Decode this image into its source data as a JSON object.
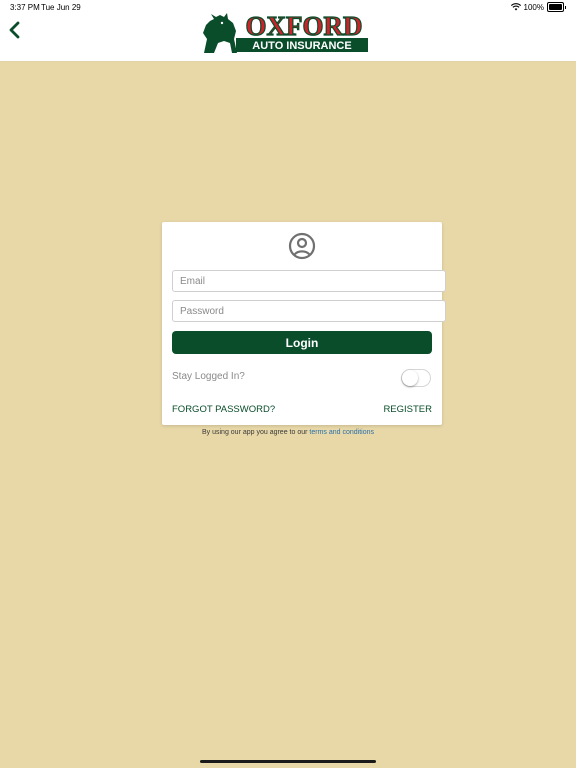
{
  "status_bar": {
    "time": "3:37 PM",
    "date": "Tue Jun 29",
    "battery_percent": "100%",
    "battery_level": 1.0
  },
  "header": {
    "back_icon": "chevron-left-icon",
    "logo": {
      "brand": "OXFORD",
      "tagline": "AUTO INSURANCE"
    }
  },
  "login_card": {
    "user_icon": "user-circle-icon",
    "email_placeholder": "Email",
    "email_value": "",
    "password_placeholder": "Password",
    "password_value": "",
    "login_label": "Login",
    "stay_logged_in_label": "Stay Logged In?",
    "stay_logged_in_on": false,
    "forgot_password_label": "FORGOT PASSWORD?",
    "register_label": "REGISTER"
  },
  "terms": {
    "prefix": "By using our app you agree to our",
    "link_label": "terms and conditions"
  },
  "colors": {
    "background": "#e8d8a8",
    "brand_green": "#0a4d2b",
    "brand_red": "#d0202a",
    "link_blue": "#2a6fa8"
  }
}
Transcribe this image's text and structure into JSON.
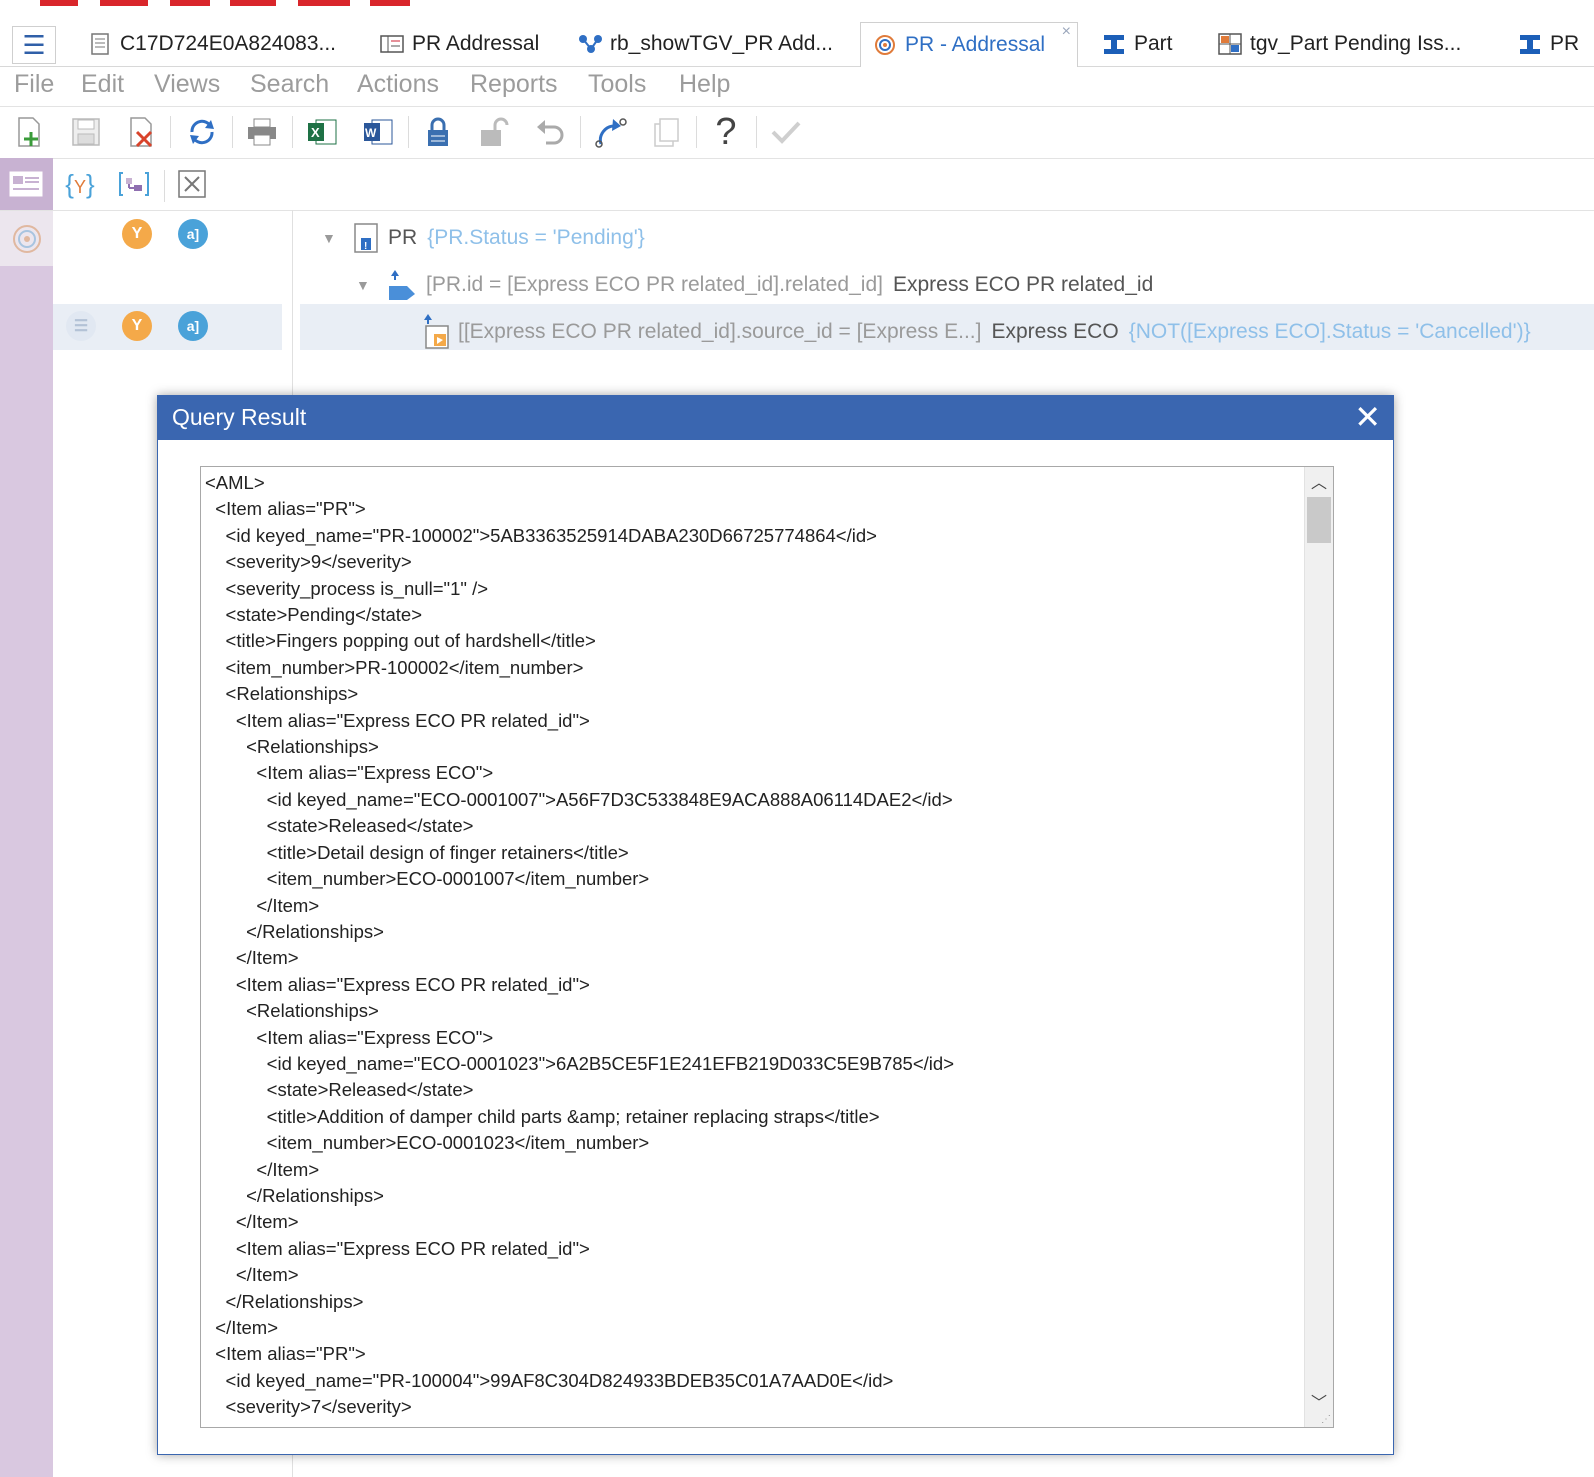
{
  "tabs": [
    {
      "label": "C17D724E0A824083...",
      "icon": "document-icon"
    },
    {
      "label": "PR Addressal",
      "icon": "form-icon"
    },
    {
      "label": "rb_showTGV_PR Add...",
      "icon": "relationship-icon"
    },
    {
      "label": "PR - Addressal",
      "icon": "query-icon",
      "active": true,
      "close": "×"
    },
    {
      "label": "Part",
      "icon": "part-icon"
    },
    {
      "label": "tgv_Part Pending Iss...",
      "icon": "tree-grid-icon"
    },
    {
      "label": "PR",
      "icon": "part-icon"
    }
  ],
  "menu": [
    "File",
    "Edit",
    "Views",
    "Search",
    "Actions",
    "Reports",
    "Tools",
    "Help"
  ],
  "toolbar_icons": [
    "new-icon",
    "save-icon",
    "delete-icon",
    "refresh-icon",
    "print-icon",
    "excel-icon",
    "word-icon",
    "lock-icon",
    "unlock-icon",
    "undo-icon",
    "redo-icon",
    "copy-icon",
    "help-icon",
    "check-icon"
  ],
  "toolbar2_icons": [
    "properties-icon",
    "where-clause-icon",
    "parameters-icon",
    "xml-icon"
  ],
  "tree": {
    "row1": {
      "label": "PR",
      "condition": "{PR.Status = 'Pending'}"
    },
    "row2": {
      "join": "[PR.id = [Express ECO PR related_id].related_id]",
      "label": "Express ECO PR related_id"
    },
    "row3": {
      "join": "[[Express ECO PR related_id].source_id = [Express E...]",
      "label": "Express ECO",
      "condition": "{NOT([Express ECO].Status = 'Cancelled')}"
    }
  },
  "dialog": {
    "title": "Query Result",
    "close_glyph": "✕",
    "lines": [
      "<AML>",
      "  <Item alias=\"PR\">",
      "    <id keyed_name=\"PR-100002\">5AB3363525914DABA230D66725774864</id>",
      "    <severity>9</severity>",
      "    <severity_process is_null=\"1\" />",
      "    <state>Pending</state>",
      "    <title>Fingers popping out of hardshell</title>",
      "    <item_number>PR-100002</item_number>",
      "    <Relationships>",
      "      <Item alias=\"Express ECO PR related_id\">",
      "        <Relationships>",
      "          <Item alias=\"Express ECO\">",
      "            <id keyed_name=\"ECO-0001007\">A56F7D3C533848E9ACA888A06114DAE2</id>",
      "            <state>Released</state>",
      "            <title>Detail design of finger retainers</title>",
      "            <item_number>ECO-0001007</item_number>",
      "          </Item>",
      "        </Relationships>",
      "      </Item>",
      "      <Item alias=\"Express ECO PR related_id\">",
      "        <Relationships>",
      "          <Item alias=\"Express ECO\">",
      "            <id keyed_name=\"ECO-0001023\">6A2B5CE5F1E241EFB219D033C5E9B785</id>",
      "            <state>Released</state>",
      "            <title>Addition of damper child parts &amp; retainer replacing straps</title>",
      "            <item_number>ECO-0001023</item_number>",
      "          </Item>",
      "        </Relationships>",
      "      </Item>",
      "      <Item alias=\"Express ECO PR related_id\">",
      "      </Item>",
      "    </Relationships>",
      "  </Item>",
      "  <Item alias=\"PR\">",
      "    <id keyed_name=\"PR-100004\">99AF8C304D824933BDEB35C01A7AAD0E</id>",
      "    <severity>7</severity>"
    ]
  },
  "colors": {
    "accent": "#3a66b0",
    "side_strip": "#d9c8e0",
    "tree_condition": "#8fc0e9",
    "brand": "#d9262b"
  }
}
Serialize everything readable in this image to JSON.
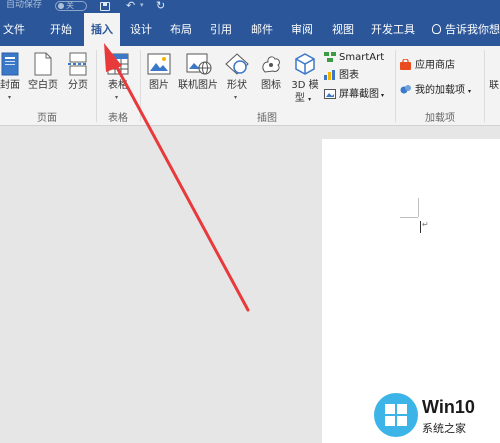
{
  "quick_access": {
    "autosave_label": "自动保存",
    "autosave_state": "关",
    "undo_symbol": "↶",
    "redo_symbol": "↻",
    "dropdown_symbol": "▾"
  },
  "tabs": [
    {
      "label": "文件",
      "active": false
    },
    {
      "label": "开始",
      "active": false
    },
    {
      "label": "插入",
      "active": true
    },
    {
      "label": "设计",
      "active": false
    },
    {
      "label": "布局",
      "active": false
    },
    {
      "label": "引用",
      "active": false
    },
    {
      "label": "邮件",
      "active": false
    },
    {
      "label": "审阅",
      "active": false
    },
    {
      "label": "视图",
      "active": false
    },
    {
      "label": "开发工具",
      "active": false
    }
  ],
  "tell_me": "告诉我你想",
  "ribbon": {
    "pages_group": {
      "label": "页面",
      "cover": "封面",
      "blank_page": "空白页",
      "page_break": "分页"
    },
    "tables_group": {
      "label": "表格",
      "table": "表格"
    },
    "illustrations_group": {
      "label": "插图",
      "pictures": "图片",
      "online_pictures": "联机图片",
      "shapes": "形状",
      "icons": "图标",
      "models_3d_line1": "3D 模",
      "models_3d_line2": "型",
      "smartart": "SmartArt",
      "chart": "图表",
      "screenshot": "屏幕截图"
    },
    "addins_group": {
      "label": "加载项",
      "store": "应用商店",
      "my_addins": "我的加载项"
    },
    "more_initial": "联"
  },
  "document": {
    "paragraph_mark": "↵"
  },
  "watermark": {
    "title": "Win10",
    "subtitle": "系统之家"
  },
  "colors": {
    "brand": "#2b579a",
    "ribbon_bg": "#f3f3f3",
    "canvas_bg": "#e6e6e6",
    "arrow": "#e8393b",
    "store_icon": "#e84c1f",
    "watermark_blue": "#3db4e8"
  }
}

================

The request: Your task is to set down the records shown above exactly, minus any pictures.

Response to this exercise:
Decode this image into its source data as a JSON object.
{
  "status_bar": {
    "time": "3:37 PM",
    "date": "Tue Jun 29",
    "battery_percent": "100%",
    "battery_level": 1.0
  },
  "header": {
    "back_icon": "chevron-left-icon",
    "logo": {
      "brand": "OXFORD",
      "tagline": "AUTO INSURANCE"
    }
  },
  "login_card": {
    "user_icon": "user-circle-icon",
    "email_placeholder": "Email",
    "email_value": "",
    "password_placeholder": "Password",
    "password_value": "",
    "login_label": "Login",
    "stay_logged_in_label": "Stay Logged In?",
    "stay_logged_in_on": false,
    "forgot_password_label": "FORGOT PASSWORD?",
    "register_label": "REGISTER"
  },
  "terms": {
    "prefix": "By using our app you agree to our",
    "link_label": "terms and conditions"
  },
  "colors": {
    "background": "#e8d8a8",
    "brand_green": "#0a4d2b",
    "brand_red": "#d0202a",
    "link_blue": "#2a6fa8"
  }
}
Transcribe this image's text and structure into JSON.
{
  "tabs": [
    {
      "label": "C17D724E0A824083...",
      "icon": "document-icon"
    },
    {
      "label": "PR Addressal",
      "icon": "form-icon"
    },
    {
      "label": "rb_showTGV_PR Add...",
      "icon": "relationship-icon"
    },
    {
      "label": "PR - Addressal",
      "icon": "query-icon",
      "active": true,
      "close": "×"
    },
    {
      "label": "Part",
      "icon": "part-icon"
    },
    {
      "label": "tgv_Part Pending Iss...",
      "icon": "tree-grid-icon"
    },
    {
      "label": "PR",
      "icon": "part-icon"
    }
  ],
  "menu": [
    "File",
    "Edit",
    "Views",
    "Search",
    "Actions",
    "Reports",
    "Tools",
    "Help"
  ],
  "toolbar_icons": [
    "new-icon",
    "save-icon",
    "delete-icon",
    "refresh-icon",
    "print-icon",
    "excel-icon",
    "word-icon",
    "lock-icon",
    "unlock-icon",
    "undo-icon",
    "redo-icon",
    "copy-icon",
    "help-icon",
    "check-icon"
  ],
  "toolbar2_icons": [
    "properties-icon",
    "where-clause-icon",
    "parameters-icon",
    "xml-icon"
  ],
  "tree": {
    "row1": {
      "label": "PR",
      "condition": "{PR.Status = 'Pending'}"
    },
    "row2": {
      "join": "[PR.id = [Express ECO PR related_id].related_id]",
      "label": "Express ECO PR related_id"
    },
    "row3": {
      "join": "[[Express ECO PR related_id].source_id = [Express E...]",
      "label": "Express ECO",
      "condition": "{NOT([Express ECO].Status = 'Cancelled')}"
    }
  },
  "dialog": {
    "title": "Query Result",
    "close_glyph": "✕",
    "lines": [
      "<AML>",
      "  <Item alias=\"PR\">",
      "    <id keyed_name=\"PR-100002\">5AB3363525914DABA230D66725774864</id>",
      "    <severity>9</severity>",
      "    <severity_process is_null=\"1\" />",
      "    <state>Pending</state>",
      "    <title>Fingers popping out of hardshell</title>",
      "    <item_number>PR-100002</item_number>",
      "    <Relationships>",
      "      <Item alias=\"Express ECO PR related_id\">",
      "        <Relationships>",
      "          <Item alias=\"Express ECO\">",
      "            <id keyed_name=\"ECO-0001007\">A56F7D3C533848E9ACA888A06114DAE2</id>",
      "            <state>Released</state>",
      "            <title>Detail design of finger retainers</title>",
      "            <item_number>ECO-0001007</item_number>",
      "          </Item>",
      "        </Relationships>",
      "      </Item>",
      "      <Item alias=\"Express ECO PR related_id\">",
      "        <Relationships>",
      "          <Item alias=\"Express ECO\">",
      "            <id keyed_name=\"ECO-0001023\">6A2B5CE5F1E241EFB219D033C5E9B785</id>",
      "            <state>Released</state>",
      "            <title>Addition of damper child parts &amp; retainer replacing straps</title>",
      "            <item_number>ECO-0001023</item_number>",
      "          </Item>",
      "        </Relationships>",
      "      </Item>",
      "      <Item alias=\"Express ECO PR related_id\">",
      "      </Item>",
      "    </Relationships>",
      "  </Item>",
      "  <Item alias=\"PR\">",
      "    <id keyed_name=\"PR-100004\">99AF8C304D824933BDEB35C01A7AAD0E</id>",
      "    <severity>7</severity>"
    ]
  },
  "colors": {
    "accent": "#3a66b0",
    "side_strip": "#d9c8e0",
    "tree_condition": "#8fc0e9",
    "brand": "#d9262b"
  }
}
Serialize everything readable in this image to JSON.
{
  "quick_access": {
    "autosave_label": "自动保存",
    "autosave_state": "关",
    "undo_symbol": "↶",
    "redo_symbol": "↻",
    "dropdown_symbol": "▾"
  },
  "tabs": [
    {
      "label": "文件",
      "active": false
    },
    {
      "label": "开始",
      "active": false
    },
    {
      "label": "插入",
      "active": true
    },
    {
      "label": "设计",
      "active": false
    },
    {
      "label": "布局",
      "active": false
    },
    {
      "label": "引用",
      "active": false
    },
    {
      "label": "邮件",
      "active": false
    },
    {
      "label": "审阅",
      "active": false
    },
    {
      "label": "视图",
      "active": false
    },
    {
      "label": "开发工具",
      "active": false
    }
  ],
  "tell_me": "告诉我你想",
  "ribbon": {
    "pages_group": {
      "label": "页面",
      "cover": "封面",
      "blank_page": "空白页",
      "page_break": "分页"
    },
    "tables_group": {
      "label": "表格",
      "table": "表格"
    },
    "illustrations_group": {
      "label": "插图",
      "pictures": "图片",
      "online_pictures": "联机图片",
      "shapes": "形状",
      "icons": "图标",
      "models_3d_line1": "3D 模",
      "models_3d_line2": "型",
      "smartart": "SmartArt",
      "chart": "图表",
      "screenshot": "屏幕截图"
    },
    "addins_group": {
      "label": "加载项",
      "store": "应用商店",
      "my_addins": "我的加载项"
    },
    "more_initial": "联"
  },
  "document": {
    "paragraph_mark": "↵"
  },
  "watermark": {
    "title": "Win10",
    "subtitle": "系统之家"
  },
  "colors": {
    "brand": "#2b579a",
    "ribbon_bg": "#f3f3f3",
    "canvas_bg": "#e6e6e6",
    "arrow": "#e8393b",
    "store_icon": "#e84c1f",
    "watermark_blue": "#3db4e8"
  }
}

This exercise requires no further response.